[Collected data entries]
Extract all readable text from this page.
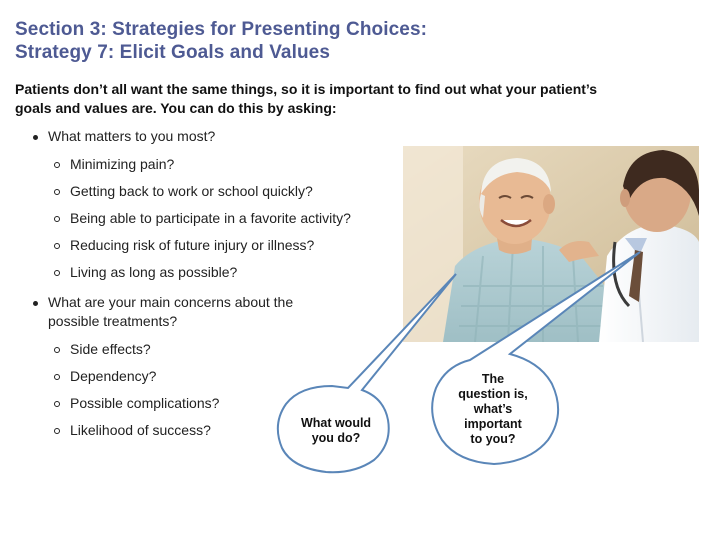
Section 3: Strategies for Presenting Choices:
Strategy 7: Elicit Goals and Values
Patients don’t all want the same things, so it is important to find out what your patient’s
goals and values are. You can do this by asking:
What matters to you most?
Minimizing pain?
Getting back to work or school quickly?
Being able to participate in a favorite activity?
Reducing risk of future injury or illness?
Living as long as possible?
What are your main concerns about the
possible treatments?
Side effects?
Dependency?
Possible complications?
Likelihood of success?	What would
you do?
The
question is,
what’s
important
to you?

■ What is expected: From the lines above, copy those that contain the word "this".

■ Answer area:
Extract all readable text from this page.
goals and values are. You can do this by asking:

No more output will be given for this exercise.